● EXERCISE BRIEF:
Reproduce all records exactly.

┌─ ENTRIES

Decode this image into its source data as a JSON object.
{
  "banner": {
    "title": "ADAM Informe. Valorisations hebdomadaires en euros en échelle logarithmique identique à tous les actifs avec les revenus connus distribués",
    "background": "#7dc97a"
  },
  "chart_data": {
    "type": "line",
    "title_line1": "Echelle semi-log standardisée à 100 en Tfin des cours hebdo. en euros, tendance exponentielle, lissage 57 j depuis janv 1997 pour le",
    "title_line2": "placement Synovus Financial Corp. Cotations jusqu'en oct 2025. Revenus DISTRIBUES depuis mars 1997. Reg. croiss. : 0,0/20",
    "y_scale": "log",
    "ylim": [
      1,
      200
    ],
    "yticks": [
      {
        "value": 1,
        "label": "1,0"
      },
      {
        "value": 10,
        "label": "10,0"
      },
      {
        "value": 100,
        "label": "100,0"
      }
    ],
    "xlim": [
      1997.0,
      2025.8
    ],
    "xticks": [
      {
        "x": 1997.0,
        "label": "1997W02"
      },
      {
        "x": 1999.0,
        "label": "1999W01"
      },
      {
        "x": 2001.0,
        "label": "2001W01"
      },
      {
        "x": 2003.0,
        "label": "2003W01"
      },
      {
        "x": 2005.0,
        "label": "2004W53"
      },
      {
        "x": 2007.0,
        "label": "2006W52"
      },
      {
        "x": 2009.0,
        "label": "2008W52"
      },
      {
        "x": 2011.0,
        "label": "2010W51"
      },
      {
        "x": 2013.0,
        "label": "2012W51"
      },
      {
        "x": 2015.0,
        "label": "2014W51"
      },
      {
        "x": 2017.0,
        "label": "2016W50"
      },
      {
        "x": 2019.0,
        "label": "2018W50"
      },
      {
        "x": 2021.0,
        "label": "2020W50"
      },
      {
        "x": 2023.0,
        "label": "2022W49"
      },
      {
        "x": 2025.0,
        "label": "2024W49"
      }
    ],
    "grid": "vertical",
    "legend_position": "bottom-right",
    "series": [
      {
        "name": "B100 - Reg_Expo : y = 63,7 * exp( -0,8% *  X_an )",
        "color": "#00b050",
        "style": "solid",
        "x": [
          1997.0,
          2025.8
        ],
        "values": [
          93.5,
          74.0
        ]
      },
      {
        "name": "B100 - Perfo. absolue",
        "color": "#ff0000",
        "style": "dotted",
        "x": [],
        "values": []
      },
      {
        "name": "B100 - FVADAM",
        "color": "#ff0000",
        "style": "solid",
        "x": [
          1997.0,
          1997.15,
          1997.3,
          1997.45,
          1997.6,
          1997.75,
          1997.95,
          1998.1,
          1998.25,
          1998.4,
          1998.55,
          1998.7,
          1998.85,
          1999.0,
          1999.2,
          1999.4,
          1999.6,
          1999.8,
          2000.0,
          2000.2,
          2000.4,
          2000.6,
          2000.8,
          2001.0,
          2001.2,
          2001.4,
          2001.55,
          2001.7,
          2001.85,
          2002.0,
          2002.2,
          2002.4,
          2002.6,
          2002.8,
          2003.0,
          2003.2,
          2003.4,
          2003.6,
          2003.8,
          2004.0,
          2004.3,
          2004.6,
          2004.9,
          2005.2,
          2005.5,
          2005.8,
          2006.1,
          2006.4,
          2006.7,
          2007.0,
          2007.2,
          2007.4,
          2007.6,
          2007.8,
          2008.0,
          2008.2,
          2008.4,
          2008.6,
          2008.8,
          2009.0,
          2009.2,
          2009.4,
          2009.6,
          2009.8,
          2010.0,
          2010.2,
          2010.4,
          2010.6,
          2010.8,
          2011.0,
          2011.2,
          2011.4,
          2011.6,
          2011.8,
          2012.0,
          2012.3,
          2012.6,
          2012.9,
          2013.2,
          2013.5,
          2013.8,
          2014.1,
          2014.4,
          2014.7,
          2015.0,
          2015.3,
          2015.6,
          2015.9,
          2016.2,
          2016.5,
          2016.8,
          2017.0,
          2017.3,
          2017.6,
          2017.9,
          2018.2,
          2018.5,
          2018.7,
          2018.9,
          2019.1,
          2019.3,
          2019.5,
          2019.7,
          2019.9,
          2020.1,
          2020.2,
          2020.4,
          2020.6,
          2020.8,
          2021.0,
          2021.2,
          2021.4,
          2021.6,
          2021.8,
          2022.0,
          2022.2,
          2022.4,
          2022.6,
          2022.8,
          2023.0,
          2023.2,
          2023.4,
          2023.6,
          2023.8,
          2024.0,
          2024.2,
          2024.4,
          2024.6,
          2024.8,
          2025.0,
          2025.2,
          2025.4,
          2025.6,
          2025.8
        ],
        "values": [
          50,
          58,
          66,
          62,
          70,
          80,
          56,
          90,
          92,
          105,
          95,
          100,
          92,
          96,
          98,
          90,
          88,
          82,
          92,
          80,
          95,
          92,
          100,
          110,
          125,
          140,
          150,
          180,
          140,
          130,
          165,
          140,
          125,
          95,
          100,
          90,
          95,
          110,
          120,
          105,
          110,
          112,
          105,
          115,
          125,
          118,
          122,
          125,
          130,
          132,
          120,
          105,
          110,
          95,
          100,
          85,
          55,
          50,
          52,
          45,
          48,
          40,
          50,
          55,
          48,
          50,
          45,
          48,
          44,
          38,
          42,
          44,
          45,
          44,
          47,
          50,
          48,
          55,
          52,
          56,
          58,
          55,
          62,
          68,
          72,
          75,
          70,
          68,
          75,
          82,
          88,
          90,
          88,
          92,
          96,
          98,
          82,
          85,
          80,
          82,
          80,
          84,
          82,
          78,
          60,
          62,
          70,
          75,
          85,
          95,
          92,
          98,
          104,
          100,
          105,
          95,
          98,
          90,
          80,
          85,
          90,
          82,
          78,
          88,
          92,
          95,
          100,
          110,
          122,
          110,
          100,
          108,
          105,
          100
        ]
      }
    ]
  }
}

└─

● OUTPUT:
Decode this image into its source data as a JSON object.
{
  "banner": {
    "title": "ADAM Informe. Valorisations hebdomadaires en euros en échelle logarithmique identique à tous les actifs avec les revenus connus distribués",
    "background": "#7dc97a"
  },
  "chart_data": {
    "type": "line",
    "title_line1": "Echelle semi-log standardisée à 100 en Tfin des cours hebdo. en euros, tendance exponentielle, lissage 57 j depuis janv 1997 pour le",
    "title_line2": "placement Synovus Financial Corp. Cotations jusqu'en oct 2025. Revenus DISTRIBUES depuis mars 1997. Reg. croiss. : 0,0/20",
    "y_scale": "log",
    "ylim": [
      1,
      200
    ],
    "yticks": [
      {
        "value": 1,
        "label": "1,0"
      },
      {
        "value": 10,
        "label": "10,0"
      },
      {
        "value": 100,
        "label": "100,0"
      }
    ],
    "xlim": [
      1997.0,
      2025.8
    ],
    "xticks": [
      {
        "x": 1997.0,
        "label": "1997W02"
      },
      {
        "x": 1999.0,
        "label": "1999W01"
      },
      {
        "x": 2001.0,
        "label": "2001W01"
      },
      {
        "x": 2003.0,
        "label": "2003W01"
      },
      {
        "x": 2005.0,
        "label": "2004W53"
      },
      {
        "x": 2007.0,
        "label": "2006W52"
      },
      {
        "x": 2009.0,
        "label": "2008W52"
      },
      {
        "x": 2011.0,
        "label": "2010W51"
      },
      {
        "x": 2013.0,
        "label": "2012W51"
      },
      {
        "x": 2015.0,
        "label": "2014W51"
      },
      {
        "x": 2017.0,
        "label": "2016W50"
      },
      {
        "x": 2019.0,
        "label": "2018W50"
      },
      {
        "x": 2021.0,
        "label": "2020W50"
      },
      {
        "x": 2023.0,
        "label": "2022W49"
      },
      {
        "x": 2025.0,
        "label": "2024W49"
      }
    ],
    "grid": "vertical",
    "legend_position": "bottom-right",
    "series": [
      {
        "name": "B100 - Reg_Expo : y = 63,7 * exp( -0,8% *  X_an )",
        "color": "#00b050",
        "style": "solid",
        "x": [
          1997.0,
          2025.8
        ],
        "values": [
          93.5,
          74.0
        ]
      },
      {
        "name": "B100 - Perfo. absolue",
        "color": "#ff0000",
        "style": "dotted",
        "x": [],
        "values": []
      },
      {
        "name": "B100 - FVADAM",
        "color": "#ff0000",
        "style": "solid",
        "x": [
          1997.0,
          1997.15,
          1997.3,
          1997.45,
          1997.6,
          1997.75,
          1997.95,
          1998.1,
          1998.25,
          1998.4,
          1998.55,
          1998.7,
          1998.85,
          1999.0,
          1999.2,
          1999.4,
          1999.6,
          1999.8,
          2000.0,
          2000.2,
          2000.4,
          2000.6,
          2000.8,
          2001.0,
          2001.2,
          2001.4,
          2001.55,
          2001.7,
          2001.85,
          2002.0,
          2002.2,
          2002.4,
          2002.6,
          2002.8,
          2003.0,
          2003.2,
          2003.4,
          2003.6,
          2003.8,
          2004.0,
          2004.3,
          2004.6,
          2004.9,
          2005.2,
          2005.5,
          2005.8,
          2006.1,
          2006.4,
          2006.7,
          2007.0,
          2007.2,
          2007.4,
          2007.6,
          2007.8,
          2008.0,
          2008.2,
          2008.4,
          2008.6,
          2008.8,
          2009.0,
          2009.2,
          2009.4,
          2009.6,
          2009.8,
          2010.0,
          2010.2,
          2010.4,
          2010.6,
          2010.8,
          2011.0,
          2011.2,
          2011.4,
          2011.6,
          2011.8,
          2012.0,
          2012.3,
          2012.6,
          2012.9,
          2013.2,
          2013.5,
          2013.8,
          2014.1,
          2014.4,
          2014.7,
          2015.0,
          2015.3,
          2015.6,
          2015.9,
          2016.2,
          2016.5,
          2016.8,
          2017.0,
          2017.3,
          2017.6,
          2017.9,
          2018.2,
          2018.5,
          2018.7,
          2018.9,
          2019.1,
          2019.3,
          2019.5,
          2019.7,
          2019.9,
          2020.1,
          2020.2,
          2020.4,
          2020.6,
          2020.8,
          2021.0,
          2021.2,
          2021.4,
          2021.6,
          2021.8,
          2022.0,
          2022.2,
          2022.4,
          2022.6,
          2022.8,
          2023.0,
          2023.2,
          2023.4,
          2023.6,
          2023.8,
          2024.0,
          2024.2,
          2024.4,
          2024.6,
          2024.8,
          2025.0,
          2025.2,
          2025.4,
          2025.6,
          2025.8
        ],
        "values": [
          50,
          58,
          66,
          62,
          70,
          80,
          56,
          90,
          92,
          105,
          95,
          100,
          92,
          96,
          98,
          90,
          88,
          82,
          92,
          80,
          95,
          92,
          100,
          110,
          125,
          140,
          150,
          180,
          140,
          130,
          165,
          140,
          125,
          95,
          100,
          90,
          95,
          110,
          120,
          105,
          110,
          112,
          105,
          115,
          125,
          118,
          122,
          125,
          130,
          132,
          120,
          105,
          110,
          95,
          100,
          85,
          55,
          50,
          52,
          45,
          48,
          40,
          50,
          55,
          48,
          50,
          45,
          48,
          44,
          38,
          42,
          44,
          45,
          44,
          47,
          50,
          48,
          55,
          52,
          56,
          58,
          55,
          62,
          68,
          72,
          75,
          70,
          68,
          75,
          82,
          88,
          90,
          88,
          92,
          96,
          98,
          82,
          85,
          80,
          82,
          80,
          84,
          82,
          78,
          60,
          62,
          70,
          75,
          85,
          95,
          92,
          98,
          104,
          100,
          105,
          95,
          98,
          90,
          80,
          85,
          90,
          82,
          78,
          88,
          92,
          95,
          100,
          110,
          122,
          110,
          100,
          108,
          105,
          100
        ]
      }
    ]
  }
}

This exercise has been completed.